Write the material out again exactly as it stands.

Dataset excerpt

BEGIN

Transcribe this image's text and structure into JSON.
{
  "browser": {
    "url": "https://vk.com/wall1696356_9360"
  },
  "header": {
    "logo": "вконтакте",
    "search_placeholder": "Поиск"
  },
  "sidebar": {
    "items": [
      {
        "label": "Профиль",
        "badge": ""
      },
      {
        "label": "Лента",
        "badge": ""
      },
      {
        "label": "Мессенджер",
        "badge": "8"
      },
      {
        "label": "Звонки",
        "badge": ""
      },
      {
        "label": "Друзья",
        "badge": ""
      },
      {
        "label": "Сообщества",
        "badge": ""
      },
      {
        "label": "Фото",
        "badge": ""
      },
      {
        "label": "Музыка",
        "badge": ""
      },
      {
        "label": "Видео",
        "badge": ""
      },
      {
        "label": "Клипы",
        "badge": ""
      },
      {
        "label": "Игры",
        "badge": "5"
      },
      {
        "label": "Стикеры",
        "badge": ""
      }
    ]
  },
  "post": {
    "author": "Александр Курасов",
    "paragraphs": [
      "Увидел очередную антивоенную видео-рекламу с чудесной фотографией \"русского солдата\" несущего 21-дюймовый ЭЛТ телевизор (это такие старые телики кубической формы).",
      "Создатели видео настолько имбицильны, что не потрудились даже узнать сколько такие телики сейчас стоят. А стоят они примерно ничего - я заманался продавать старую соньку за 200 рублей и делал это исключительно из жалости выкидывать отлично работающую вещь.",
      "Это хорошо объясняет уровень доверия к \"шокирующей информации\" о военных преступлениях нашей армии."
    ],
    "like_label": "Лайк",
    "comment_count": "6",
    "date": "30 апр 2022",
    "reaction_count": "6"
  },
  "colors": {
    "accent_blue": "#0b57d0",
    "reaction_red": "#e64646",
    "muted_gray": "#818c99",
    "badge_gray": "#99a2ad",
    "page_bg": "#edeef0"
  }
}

END

Answer below ▸
Transcribe this image's text and structure into JSON.
{
  "browser": {
    "url": "https://vk.com/wall1696356_9360"
  },
  "header": {
    "logo": "вконтакте",
    "search_placeholder": "Поиск"
  },
  "sidebar": {
    "items": [
      {
        "label": "Профиль",
        "badge": ""
      },
      {
        "label": "Лента",
        "badge": ""
      },
      {
        "label": "Мессенджер",
        "badge": "8"
      },
      {
        "label": "Звонки",
        "badge": ""
      },
      {
        "label": "Друзья",
        "badge": ""
      },
      {
        "label": "Сообщества",
        "badge": ""
      },
      {
        "label": "Фото",
        "badge": ""
      },
      {
        "label": "Музыка",
        "badge": ""
      },
      {
        "label": "Видео",
        "badge": ""
      },
      {
        "label": "Клипы",
        "badge": ""
      },
      {
        "label": "Игры",
        "badge": "5"
      },
      {
        "label": "Стикеры",
        "badge": ""
      }
    ]
  },
  "post": {
    "author": "Александр Курасов",
    "paragraphs": [
      "Увидел очередную антивоенную видео-рекламу с чудесной фотографией \"русского солдата\" несущего 21-дюймовый ЭЛТ телевизор (это такие старые телики кубической формы).",
      "Создатели видео настолько имбицильны, что не потрудились даже узнать сколько такие телики сейчас стоят. А стоят они примерно ничего - я заманался продавать старую соньку за 200 рублей и делал это исключительно из жалости выкидывать отлично работающую вещь.",
      "Это хорошо объясняет уровень доверия к \"шокирующей информации\" о военных преступлениях нашей армии."
    ],
    "like_label": "Лайк",
    "comment_count": "6",
    "date": "30 апр 2022",
    "reaction_count": "6"
  },
  "colors": {
    "accent_blue": "#0b57d0",
    "reaction_red": "#e64646",
    "muted_gray": "#818c99",
    "badge_gray": "#99a2ad",
    "page_bg": "#edeef0"
  }
}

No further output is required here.